Saved entries
"""
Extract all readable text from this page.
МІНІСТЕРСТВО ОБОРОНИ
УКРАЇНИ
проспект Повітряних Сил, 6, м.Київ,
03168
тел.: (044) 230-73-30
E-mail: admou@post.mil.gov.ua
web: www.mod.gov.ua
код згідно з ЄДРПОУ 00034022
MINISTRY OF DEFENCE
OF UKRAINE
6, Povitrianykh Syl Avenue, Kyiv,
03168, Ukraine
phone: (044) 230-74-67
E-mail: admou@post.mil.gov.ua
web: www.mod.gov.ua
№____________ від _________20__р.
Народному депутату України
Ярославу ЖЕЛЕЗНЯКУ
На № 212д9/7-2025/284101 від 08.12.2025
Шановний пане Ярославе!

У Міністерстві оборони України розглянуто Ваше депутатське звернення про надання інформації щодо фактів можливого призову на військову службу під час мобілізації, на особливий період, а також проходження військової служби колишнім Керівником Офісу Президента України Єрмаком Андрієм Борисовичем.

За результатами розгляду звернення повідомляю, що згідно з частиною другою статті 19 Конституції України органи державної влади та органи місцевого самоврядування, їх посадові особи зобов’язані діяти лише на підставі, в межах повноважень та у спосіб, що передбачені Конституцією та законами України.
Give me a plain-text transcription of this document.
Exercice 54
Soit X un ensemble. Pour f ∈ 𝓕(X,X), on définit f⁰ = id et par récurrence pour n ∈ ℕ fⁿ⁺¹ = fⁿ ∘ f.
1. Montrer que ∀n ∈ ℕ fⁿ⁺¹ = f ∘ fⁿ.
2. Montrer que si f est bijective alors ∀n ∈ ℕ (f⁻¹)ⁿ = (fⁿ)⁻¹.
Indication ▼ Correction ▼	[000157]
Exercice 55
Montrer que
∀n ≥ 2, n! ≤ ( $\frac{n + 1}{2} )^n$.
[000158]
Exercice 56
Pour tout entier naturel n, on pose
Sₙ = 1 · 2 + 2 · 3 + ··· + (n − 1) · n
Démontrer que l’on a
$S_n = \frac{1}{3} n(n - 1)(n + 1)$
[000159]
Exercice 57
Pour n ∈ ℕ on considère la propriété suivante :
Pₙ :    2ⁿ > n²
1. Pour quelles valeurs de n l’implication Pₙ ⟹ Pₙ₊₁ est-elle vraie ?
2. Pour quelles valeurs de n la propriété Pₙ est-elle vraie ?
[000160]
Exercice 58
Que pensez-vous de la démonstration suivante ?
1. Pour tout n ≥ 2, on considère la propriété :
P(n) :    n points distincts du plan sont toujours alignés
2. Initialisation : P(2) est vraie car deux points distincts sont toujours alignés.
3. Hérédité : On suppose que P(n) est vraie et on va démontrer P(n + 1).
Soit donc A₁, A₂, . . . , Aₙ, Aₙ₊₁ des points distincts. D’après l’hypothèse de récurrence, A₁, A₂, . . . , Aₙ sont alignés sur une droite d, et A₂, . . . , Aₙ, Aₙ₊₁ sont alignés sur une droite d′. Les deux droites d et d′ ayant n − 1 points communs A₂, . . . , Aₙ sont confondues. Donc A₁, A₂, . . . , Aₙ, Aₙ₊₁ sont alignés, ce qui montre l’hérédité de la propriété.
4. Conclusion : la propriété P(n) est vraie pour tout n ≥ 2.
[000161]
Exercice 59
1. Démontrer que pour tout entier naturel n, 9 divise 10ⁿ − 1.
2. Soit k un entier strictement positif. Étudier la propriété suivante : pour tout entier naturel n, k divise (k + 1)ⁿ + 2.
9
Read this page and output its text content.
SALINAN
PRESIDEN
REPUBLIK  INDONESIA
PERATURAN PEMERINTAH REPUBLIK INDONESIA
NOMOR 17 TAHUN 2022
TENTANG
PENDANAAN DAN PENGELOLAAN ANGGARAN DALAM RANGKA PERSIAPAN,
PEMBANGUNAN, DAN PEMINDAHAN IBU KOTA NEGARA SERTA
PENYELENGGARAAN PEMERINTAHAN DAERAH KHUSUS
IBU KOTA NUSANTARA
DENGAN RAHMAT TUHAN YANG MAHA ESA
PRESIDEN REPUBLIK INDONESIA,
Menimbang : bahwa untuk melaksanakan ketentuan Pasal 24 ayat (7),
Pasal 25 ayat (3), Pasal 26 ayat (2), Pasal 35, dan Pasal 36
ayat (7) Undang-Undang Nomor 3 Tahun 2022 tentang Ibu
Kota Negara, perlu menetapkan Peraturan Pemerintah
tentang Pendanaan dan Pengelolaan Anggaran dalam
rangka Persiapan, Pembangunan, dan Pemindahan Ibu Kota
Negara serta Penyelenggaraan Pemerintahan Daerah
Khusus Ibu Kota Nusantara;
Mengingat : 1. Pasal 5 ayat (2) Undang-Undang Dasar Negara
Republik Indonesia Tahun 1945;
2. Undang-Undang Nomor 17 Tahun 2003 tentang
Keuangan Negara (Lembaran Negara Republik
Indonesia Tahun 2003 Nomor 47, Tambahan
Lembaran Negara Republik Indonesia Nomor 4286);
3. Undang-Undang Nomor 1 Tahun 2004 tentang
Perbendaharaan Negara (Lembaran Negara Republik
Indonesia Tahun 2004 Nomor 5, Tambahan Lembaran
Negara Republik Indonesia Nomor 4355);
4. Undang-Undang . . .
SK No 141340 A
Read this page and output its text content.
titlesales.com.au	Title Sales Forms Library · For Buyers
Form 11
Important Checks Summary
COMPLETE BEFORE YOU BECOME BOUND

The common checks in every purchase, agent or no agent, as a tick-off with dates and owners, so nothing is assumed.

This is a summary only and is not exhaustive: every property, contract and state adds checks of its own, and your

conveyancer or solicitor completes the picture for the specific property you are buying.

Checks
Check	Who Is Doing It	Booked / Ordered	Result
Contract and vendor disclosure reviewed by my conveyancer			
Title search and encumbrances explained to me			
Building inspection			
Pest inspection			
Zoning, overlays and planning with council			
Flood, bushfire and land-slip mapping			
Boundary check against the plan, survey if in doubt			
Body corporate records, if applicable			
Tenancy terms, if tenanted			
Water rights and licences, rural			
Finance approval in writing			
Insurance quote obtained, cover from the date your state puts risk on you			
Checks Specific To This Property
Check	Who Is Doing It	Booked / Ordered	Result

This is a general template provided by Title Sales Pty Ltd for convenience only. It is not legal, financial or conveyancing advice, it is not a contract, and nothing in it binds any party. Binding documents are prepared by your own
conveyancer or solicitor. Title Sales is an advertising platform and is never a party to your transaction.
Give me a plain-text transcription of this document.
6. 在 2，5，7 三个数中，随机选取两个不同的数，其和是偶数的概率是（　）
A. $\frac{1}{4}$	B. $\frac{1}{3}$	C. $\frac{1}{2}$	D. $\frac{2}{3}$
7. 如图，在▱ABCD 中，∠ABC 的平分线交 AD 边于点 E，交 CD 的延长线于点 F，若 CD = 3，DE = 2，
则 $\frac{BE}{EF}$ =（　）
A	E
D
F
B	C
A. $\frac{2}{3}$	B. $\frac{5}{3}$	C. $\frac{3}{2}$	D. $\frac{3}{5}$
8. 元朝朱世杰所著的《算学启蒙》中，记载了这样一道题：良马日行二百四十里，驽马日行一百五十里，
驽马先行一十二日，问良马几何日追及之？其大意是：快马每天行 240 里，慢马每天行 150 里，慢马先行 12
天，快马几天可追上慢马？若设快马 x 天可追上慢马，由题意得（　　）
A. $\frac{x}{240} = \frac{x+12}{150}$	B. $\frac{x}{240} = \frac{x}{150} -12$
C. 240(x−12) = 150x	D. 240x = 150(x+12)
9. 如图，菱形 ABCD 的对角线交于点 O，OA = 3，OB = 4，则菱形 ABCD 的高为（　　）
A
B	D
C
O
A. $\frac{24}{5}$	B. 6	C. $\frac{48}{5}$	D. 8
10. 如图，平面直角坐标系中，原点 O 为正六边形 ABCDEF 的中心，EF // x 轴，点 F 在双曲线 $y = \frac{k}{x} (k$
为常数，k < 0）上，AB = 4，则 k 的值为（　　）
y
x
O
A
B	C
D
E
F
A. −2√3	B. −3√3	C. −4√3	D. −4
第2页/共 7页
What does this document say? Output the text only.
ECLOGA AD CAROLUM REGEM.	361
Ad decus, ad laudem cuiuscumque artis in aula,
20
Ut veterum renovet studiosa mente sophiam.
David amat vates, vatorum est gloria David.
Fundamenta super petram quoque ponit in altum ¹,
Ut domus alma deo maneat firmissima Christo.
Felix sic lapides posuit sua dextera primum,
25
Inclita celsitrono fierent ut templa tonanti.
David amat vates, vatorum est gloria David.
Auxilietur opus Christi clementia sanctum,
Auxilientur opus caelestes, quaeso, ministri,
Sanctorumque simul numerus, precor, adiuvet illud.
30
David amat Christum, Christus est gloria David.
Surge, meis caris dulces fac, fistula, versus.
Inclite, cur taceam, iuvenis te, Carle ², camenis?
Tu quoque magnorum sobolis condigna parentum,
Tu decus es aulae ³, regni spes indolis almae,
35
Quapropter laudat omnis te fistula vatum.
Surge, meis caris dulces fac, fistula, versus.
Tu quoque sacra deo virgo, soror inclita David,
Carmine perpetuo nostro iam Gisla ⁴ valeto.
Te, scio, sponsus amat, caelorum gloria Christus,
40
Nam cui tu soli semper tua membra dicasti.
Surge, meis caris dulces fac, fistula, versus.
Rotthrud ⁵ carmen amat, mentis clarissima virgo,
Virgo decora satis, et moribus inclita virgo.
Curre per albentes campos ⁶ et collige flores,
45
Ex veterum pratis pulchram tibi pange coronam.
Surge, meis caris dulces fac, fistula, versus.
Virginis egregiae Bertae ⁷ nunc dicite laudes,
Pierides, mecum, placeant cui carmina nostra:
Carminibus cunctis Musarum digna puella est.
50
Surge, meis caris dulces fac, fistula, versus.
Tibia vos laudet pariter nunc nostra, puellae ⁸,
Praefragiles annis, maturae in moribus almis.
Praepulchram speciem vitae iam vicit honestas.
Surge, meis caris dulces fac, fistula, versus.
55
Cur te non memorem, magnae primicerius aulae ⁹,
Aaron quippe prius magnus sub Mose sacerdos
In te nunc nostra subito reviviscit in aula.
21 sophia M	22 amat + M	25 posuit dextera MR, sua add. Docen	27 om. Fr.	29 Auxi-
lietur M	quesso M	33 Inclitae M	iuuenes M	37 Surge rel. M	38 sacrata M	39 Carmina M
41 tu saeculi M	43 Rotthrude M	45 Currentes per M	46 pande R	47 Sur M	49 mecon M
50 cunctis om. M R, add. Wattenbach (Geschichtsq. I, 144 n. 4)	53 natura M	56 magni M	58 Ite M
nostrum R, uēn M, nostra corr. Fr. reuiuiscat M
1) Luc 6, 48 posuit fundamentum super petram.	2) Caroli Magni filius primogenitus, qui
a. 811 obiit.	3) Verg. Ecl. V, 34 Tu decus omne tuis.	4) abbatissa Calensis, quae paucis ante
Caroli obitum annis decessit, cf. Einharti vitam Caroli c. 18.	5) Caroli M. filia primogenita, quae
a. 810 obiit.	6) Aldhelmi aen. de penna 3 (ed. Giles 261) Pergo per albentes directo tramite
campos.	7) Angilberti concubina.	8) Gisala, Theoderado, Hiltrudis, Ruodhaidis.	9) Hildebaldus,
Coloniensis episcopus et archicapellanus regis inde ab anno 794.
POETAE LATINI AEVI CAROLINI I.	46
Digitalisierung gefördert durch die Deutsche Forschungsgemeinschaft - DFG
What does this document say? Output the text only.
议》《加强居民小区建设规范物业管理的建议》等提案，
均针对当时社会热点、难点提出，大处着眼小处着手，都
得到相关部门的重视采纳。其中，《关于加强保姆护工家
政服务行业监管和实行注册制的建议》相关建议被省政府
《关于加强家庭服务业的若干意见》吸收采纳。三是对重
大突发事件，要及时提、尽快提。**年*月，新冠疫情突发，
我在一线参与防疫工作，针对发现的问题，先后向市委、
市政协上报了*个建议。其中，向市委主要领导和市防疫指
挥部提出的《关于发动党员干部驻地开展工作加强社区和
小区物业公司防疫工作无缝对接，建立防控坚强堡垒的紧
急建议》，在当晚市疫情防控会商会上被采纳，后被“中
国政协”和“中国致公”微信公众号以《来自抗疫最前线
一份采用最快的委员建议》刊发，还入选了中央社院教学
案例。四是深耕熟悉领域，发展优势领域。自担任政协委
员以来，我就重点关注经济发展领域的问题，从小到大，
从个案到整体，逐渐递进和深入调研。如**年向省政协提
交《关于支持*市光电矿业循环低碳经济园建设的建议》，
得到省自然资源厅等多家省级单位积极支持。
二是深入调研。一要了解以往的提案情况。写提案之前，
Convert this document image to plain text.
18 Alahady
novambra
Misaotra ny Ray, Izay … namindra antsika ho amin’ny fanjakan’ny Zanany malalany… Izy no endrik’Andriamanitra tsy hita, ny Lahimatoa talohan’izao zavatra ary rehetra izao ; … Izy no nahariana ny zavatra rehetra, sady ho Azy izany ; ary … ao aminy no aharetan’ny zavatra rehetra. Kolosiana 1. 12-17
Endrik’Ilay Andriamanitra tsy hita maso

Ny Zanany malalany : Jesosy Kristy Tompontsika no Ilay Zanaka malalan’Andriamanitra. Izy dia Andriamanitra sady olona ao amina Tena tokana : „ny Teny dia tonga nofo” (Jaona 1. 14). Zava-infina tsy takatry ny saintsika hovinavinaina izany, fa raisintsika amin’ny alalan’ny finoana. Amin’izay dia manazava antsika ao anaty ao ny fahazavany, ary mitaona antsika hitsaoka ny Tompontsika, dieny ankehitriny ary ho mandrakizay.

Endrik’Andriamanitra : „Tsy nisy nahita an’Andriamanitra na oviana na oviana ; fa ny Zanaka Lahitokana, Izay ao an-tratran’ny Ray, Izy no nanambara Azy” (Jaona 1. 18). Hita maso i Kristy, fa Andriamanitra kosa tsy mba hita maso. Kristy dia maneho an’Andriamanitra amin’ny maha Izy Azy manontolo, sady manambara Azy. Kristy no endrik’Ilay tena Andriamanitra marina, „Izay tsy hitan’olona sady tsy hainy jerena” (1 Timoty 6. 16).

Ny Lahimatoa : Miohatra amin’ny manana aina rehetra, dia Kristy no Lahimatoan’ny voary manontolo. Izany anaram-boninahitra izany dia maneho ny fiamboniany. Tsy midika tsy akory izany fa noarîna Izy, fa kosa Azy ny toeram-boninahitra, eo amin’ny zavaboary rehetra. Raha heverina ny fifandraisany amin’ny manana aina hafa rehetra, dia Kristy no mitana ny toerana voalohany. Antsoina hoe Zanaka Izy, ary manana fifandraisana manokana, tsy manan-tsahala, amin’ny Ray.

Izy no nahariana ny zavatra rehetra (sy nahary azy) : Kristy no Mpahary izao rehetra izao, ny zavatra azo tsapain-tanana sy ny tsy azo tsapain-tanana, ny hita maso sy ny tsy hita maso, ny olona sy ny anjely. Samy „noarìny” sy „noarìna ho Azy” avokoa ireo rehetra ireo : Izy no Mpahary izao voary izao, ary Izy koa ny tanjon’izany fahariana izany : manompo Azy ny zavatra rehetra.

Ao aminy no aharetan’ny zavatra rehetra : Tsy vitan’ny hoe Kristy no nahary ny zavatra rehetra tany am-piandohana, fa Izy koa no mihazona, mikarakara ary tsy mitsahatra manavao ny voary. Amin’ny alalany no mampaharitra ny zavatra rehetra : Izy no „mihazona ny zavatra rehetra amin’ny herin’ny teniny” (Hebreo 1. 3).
"""
### Your goal
In the entries above, identify every line with the word "Zanaka". Copy those lines.

### Output of the task
Ny Zanany malalany : Jesosy Kristy Tompontsika no Ilay Zanaka malalan’Andriamanitra. Izy dia Andriamanitra sady olona ao amina Tena tokana : „ny Teny dia tonga nofo” (Jaona 1. 14). Zava-infina tsy takatry ny saintsika hovinavinaina izany, fa raisintsika amin’ny alalan’ny finoana. Amin’izay dia manazava antsika ao anaty ao ny fahazavany, ary mitaona antsika hitsaoka ny Tompontsika, dieny ankehitriny ary ho mandrakizay.
Endrik’Andriamanitra : „Tsy nisy nahita an’Andriamanitra na oviana na oviana ; fa ny Zanaka Lahitokana, Izay ao an-tratran’ny Ray, Izy no nanambara Azy” (Jaona 1. 18). Hita maso i Kristy, fa Andriamanitra kosa tsy mba hita maso. Kristy dia maneho an’Andriamanitra amin’ny maha Izy Azy manontolo, sady manambara Azy. Kristy no endrik’Ilay tena Andriamanitra marina, „Izay tsy hitan’olona sady tsy hainy jerena” (1 Timoty 6. 16).
Ny Lahimatoa : Miohatra amin’ny manana aina rehetra, dia Kristy no Lahimatoan’ny voary manontolo. Izany anaram-boninahitra izany dia maneho ny fiamboniany. Tsy midika tsy akory izany fa noarîna Izy, fa kosa Azy ny toeram-boninahitra, eo amin’ny zavaboary rehetra. Raha heverina ny fifandraisany amin’ny manana aina hafa rehetra, dia Kristy no mitana ny toerana voalohany. Antsoina hoe Zanaka Izy, ary manana fifandraisana manokana, tsy manan-tsahala, amin’ny Ray.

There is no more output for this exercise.